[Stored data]
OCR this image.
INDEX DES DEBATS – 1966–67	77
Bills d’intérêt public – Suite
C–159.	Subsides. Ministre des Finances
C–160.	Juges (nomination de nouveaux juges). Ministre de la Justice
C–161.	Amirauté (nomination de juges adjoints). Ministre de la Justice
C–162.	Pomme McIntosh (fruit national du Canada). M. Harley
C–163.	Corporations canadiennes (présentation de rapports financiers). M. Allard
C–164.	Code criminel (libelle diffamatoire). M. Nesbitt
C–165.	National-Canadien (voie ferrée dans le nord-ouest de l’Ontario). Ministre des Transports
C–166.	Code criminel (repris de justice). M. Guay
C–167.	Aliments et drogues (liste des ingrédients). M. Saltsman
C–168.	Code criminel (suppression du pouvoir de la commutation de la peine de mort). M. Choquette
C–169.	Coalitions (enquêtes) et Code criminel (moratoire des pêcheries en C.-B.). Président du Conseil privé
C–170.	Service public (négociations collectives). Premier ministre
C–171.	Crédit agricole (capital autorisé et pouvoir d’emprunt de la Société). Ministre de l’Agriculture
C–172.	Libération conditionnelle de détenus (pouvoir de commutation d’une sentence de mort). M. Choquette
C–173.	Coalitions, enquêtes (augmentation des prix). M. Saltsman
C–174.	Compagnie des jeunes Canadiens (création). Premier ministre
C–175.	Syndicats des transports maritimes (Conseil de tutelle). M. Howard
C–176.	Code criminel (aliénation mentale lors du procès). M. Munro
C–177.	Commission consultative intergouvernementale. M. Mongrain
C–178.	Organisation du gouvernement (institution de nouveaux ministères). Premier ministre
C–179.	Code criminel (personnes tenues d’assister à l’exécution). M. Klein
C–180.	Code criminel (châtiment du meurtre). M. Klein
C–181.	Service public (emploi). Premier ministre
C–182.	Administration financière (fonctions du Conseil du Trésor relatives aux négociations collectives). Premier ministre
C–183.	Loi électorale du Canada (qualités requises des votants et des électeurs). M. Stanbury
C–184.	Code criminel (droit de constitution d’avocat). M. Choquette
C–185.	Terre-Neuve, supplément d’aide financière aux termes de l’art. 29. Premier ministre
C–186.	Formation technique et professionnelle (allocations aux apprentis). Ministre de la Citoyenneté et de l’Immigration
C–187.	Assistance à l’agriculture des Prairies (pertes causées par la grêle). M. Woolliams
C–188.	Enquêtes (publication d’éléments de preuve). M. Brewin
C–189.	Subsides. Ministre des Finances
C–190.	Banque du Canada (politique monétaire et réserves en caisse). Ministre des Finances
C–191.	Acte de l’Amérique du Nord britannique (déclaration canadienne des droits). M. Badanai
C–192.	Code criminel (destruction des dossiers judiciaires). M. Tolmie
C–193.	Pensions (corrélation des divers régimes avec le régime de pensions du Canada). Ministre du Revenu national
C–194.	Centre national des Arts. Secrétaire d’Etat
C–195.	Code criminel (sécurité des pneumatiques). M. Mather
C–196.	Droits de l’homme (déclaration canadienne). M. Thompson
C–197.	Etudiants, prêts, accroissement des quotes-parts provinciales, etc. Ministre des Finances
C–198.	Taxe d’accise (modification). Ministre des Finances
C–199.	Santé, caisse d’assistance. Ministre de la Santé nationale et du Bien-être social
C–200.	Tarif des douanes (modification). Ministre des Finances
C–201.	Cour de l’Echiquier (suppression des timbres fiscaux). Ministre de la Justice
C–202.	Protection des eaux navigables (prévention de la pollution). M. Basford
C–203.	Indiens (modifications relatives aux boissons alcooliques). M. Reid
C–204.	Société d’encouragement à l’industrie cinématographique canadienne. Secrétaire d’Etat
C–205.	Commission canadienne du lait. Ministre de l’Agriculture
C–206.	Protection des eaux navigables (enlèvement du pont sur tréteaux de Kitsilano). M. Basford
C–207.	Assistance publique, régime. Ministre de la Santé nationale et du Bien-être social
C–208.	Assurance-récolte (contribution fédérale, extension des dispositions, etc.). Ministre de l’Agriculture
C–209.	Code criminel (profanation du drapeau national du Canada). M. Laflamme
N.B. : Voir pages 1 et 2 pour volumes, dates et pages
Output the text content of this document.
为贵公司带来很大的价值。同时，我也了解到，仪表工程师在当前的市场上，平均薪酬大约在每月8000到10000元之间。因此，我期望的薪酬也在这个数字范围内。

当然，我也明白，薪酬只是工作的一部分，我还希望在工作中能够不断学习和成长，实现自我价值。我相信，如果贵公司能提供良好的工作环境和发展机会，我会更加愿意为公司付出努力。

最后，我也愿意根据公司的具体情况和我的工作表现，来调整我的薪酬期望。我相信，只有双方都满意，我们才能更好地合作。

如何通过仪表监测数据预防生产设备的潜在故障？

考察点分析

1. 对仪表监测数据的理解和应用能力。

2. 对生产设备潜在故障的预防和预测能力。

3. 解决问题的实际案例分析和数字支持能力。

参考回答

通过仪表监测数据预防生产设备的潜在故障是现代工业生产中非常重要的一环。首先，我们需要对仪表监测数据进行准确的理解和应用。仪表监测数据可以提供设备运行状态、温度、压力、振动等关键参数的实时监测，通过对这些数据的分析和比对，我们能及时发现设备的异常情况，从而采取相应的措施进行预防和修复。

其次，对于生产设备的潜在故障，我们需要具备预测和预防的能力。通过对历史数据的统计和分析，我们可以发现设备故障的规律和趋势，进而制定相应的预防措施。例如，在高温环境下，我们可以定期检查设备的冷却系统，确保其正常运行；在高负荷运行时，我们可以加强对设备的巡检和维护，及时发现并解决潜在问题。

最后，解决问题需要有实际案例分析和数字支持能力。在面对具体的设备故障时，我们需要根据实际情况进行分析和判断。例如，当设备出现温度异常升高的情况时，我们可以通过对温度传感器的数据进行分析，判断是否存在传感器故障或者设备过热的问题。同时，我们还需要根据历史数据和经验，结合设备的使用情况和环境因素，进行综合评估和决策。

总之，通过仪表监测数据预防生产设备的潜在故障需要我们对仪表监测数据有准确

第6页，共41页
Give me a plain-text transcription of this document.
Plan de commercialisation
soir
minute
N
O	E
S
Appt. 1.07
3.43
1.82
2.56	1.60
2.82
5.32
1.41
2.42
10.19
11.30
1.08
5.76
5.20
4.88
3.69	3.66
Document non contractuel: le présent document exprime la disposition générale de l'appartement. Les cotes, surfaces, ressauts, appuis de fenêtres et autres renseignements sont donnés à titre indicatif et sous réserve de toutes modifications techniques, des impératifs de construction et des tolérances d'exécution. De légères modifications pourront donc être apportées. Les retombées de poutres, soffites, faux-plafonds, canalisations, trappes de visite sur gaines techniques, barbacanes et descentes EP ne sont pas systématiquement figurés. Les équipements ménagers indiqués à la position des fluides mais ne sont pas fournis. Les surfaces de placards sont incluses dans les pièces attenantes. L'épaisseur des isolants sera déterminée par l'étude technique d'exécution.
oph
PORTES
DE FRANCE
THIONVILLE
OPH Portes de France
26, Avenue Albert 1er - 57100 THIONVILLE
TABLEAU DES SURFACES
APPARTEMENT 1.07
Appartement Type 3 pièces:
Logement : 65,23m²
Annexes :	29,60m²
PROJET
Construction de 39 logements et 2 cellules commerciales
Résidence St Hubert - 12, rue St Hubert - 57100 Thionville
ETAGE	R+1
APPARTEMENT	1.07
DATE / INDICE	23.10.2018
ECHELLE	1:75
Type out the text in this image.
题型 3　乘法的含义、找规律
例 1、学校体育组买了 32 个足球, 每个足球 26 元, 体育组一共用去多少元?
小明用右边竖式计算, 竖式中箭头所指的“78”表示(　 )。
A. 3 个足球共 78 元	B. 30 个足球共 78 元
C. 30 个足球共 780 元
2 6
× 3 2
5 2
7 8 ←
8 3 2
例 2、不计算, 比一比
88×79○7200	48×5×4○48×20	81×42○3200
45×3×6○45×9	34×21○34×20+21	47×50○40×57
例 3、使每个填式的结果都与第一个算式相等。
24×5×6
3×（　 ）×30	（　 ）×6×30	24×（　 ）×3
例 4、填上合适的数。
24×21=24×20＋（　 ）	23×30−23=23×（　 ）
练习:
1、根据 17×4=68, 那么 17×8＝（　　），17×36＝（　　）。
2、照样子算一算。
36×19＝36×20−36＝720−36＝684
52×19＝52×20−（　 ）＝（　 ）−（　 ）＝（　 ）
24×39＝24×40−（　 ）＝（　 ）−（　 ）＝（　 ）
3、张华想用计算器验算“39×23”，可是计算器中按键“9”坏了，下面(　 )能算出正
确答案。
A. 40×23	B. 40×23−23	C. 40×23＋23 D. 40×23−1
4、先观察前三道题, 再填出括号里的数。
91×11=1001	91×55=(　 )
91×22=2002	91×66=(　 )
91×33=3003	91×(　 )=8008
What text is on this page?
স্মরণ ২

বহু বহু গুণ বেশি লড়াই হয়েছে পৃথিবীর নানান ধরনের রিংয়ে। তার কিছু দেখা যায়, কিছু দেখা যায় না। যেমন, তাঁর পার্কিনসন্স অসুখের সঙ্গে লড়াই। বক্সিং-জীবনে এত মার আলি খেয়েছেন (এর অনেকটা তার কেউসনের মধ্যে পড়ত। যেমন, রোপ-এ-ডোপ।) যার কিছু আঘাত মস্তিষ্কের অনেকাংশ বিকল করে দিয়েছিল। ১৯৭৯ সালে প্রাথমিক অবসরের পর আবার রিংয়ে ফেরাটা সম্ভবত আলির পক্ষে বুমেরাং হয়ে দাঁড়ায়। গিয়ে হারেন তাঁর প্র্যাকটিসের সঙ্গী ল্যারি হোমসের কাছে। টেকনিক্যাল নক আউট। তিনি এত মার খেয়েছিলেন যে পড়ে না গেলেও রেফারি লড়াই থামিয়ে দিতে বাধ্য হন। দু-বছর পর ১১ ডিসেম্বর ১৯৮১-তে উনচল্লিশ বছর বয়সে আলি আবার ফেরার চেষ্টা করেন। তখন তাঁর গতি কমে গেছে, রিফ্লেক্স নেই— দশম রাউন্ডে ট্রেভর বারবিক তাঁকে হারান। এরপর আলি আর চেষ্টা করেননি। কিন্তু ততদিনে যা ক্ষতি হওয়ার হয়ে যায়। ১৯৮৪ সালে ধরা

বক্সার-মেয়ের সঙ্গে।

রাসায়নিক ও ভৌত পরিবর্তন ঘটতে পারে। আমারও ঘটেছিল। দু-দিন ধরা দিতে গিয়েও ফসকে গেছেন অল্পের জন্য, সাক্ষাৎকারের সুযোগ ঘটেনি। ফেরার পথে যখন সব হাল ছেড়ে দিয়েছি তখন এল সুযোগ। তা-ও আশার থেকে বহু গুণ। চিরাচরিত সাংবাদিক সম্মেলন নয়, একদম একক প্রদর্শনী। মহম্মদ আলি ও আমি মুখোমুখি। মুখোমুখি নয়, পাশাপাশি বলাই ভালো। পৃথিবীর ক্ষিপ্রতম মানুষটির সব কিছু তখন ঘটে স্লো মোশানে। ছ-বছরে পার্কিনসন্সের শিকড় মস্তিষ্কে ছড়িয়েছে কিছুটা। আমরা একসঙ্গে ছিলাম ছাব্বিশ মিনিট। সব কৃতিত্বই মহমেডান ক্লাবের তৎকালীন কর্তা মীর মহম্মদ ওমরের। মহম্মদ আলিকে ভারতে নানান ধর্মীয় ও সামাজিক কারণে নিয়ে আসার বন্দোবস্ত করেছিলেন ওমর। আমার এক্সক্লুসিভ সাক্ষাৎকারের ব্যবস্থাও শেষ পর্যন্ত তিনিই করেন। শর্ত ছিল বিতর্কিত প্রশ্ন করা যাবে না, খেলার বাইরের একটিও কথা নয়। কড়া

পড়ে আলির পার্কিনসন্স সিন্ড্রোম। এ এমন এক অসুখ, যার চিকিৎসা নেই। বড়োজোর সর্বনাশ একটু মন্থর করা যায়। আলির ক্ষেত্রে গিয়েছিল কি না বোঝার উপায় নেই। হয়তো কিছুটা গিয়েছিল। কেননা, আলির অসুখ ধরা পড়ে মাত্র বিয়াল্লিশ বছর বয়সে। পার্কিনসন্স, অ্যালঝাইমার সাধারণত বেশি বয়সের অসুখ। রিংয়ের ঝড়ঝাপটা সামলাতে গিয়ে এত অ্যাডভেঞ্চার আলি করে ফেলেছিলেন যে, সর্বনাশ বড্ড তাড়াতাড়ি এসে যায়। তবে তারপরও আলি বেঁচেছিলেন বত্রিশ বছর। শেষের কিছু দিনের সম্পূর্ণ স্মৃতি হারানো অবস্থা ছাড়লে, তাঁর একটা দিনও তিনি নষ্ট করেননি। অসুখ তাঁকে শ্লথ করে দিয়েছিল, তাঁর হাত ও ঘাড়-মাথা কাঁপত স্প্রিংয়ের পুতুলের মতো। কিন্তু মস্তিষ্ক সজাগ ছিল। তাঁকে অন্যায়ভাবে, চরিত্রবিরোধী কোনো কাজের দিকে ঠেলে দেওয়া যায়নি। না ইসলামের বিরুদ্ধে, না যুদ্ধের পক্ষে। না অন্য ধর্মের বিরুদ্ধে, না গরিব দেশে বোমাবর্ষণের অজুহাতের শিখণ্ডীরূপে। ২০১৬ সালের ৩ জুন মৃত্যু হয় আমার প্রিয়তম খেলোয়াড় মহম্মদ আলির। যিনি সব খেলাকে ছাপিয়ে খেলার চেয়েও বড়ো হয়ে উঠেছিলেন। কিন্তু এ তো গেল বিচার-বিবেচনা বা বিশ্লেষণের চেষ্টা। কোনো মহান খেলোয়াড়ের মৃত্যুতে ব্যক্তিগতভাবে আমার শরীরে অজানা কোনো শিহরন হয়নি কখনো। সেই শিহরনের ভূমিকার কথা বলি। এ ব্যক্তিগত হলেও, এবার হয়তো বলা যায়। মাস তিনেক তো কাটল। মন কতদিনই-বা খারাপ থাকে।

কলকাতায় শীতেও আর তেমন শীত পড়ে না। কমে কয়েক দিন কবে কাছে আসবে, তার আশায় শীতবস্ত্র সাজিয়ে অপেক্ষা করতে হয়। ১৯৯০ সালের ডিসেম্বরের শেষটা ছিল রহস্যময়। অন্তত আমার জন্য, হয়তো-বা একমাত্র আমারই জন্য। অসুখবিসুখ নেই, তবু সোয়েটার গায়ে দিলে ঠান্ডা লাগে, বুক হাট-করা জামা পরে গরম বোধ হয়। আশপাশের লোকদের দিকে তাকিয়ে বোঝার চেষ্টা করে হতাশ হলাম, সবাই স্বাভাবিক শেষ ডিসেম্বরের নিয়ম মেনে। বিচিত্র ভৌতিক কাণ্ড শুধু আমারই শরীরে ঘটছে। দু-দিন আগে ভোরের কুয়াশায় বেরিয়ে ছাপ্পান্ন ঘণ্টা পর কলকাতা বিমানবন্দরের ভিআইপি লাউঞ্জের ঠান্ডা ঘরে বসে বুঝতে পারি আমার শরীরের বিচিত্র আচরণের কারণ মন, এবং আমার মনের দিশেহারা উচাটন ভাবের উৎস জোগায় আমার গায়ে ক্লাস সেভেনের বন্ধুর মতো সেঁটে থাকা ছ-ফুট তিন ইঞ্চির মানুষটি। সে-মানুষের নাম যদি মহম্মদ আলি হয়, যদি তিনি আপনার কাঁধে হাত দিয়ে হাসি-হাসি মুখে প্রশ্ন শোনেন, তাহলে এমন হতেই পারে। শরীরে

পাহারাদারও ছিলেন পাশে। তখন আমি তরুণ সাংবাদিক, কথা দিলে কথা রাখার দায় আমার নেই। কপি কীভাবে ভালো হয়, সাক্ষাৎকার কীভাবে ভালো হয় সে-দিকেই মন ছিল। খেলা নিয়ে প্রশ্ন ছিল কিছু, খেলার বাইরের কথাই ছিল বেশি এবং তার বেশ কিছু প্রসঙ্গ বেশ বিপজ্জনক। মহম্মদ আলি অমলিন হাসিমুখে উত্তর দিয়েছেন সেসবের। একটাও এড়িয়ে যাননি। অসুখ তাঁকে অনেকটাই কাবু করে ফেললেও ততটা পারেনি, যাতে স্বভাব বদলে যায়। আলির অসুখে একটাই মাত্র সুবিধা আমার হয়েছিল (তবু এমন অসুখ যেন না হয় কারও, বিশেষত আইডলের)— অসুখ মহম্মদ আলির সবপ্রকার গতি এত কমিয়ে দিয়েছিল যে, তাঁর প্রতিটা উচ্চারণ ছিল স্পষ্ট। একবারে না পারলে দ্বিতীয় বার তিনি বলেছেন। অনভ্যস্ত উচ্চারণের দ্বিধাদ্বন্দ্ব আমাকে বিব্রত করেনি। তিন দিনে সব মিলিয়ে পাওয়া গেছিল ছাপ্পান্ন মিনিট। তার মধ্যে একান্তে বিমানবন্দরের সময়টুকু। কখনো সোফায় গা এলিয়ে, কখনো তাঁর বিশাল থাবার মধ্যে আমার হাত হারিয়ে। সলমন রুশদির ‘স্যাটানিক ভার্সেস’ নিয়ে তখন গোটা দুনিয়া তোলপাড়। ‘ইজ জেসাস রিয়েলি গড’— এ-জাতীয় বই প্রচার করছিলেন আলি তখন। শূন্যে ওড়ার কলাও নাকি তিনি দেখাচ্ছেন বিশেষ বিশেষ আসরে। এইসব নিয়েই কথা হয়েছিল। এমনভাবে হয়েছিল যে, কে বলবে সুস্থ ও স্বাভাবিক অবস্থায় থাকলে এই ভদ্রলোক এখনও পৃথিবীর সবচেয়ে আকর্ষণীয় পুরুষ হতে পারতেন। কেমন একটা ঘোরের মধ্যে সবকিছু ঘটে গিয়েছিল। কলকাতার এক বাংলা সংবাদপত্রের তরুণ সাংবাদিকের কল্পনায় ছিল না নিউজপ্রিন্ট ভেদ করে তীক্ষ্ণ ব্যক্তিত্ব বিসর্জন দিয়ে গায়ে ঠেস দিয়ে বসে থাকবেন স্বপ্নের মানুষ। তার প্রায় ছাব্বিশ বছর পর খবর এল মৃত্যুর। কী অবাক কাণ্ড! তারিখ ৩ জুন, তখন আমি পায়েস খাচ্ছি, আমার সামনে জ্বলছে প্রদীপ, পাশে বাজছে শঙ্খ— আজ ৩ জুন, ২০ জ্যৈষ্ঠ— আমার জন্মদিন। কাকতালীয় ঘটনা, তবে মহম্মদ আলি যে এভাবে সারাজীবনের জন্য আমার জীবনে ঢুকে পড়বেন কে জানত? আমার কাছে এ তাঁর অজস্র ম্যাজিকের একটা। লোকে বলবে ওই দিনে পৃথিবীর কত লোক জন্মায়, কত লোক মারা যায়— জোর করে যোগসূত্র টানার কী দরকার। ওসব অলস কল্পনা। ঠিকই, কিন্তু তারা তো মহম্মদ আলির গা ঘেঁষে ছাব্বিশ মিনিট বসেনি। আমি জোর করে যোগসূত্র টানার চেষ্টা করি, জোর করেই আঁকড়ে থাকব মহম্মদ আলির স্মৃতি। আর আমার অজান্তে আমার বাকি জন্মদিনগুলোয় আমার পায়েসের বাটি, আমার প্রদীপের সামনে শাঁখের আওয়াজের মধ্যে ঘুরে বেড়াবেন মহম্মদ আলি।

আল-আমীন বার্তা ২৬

DIRECTIVE: List every line above that contains the word "Bien".

ANSWER TO THE EXERCISE:
C–199.	Santé, caisse d’assistance. Ministre de la Santé nationale et du Bien-être social
C–207.	Assistance publique, régime. Ministre de la Santé nationale et du Bien-être social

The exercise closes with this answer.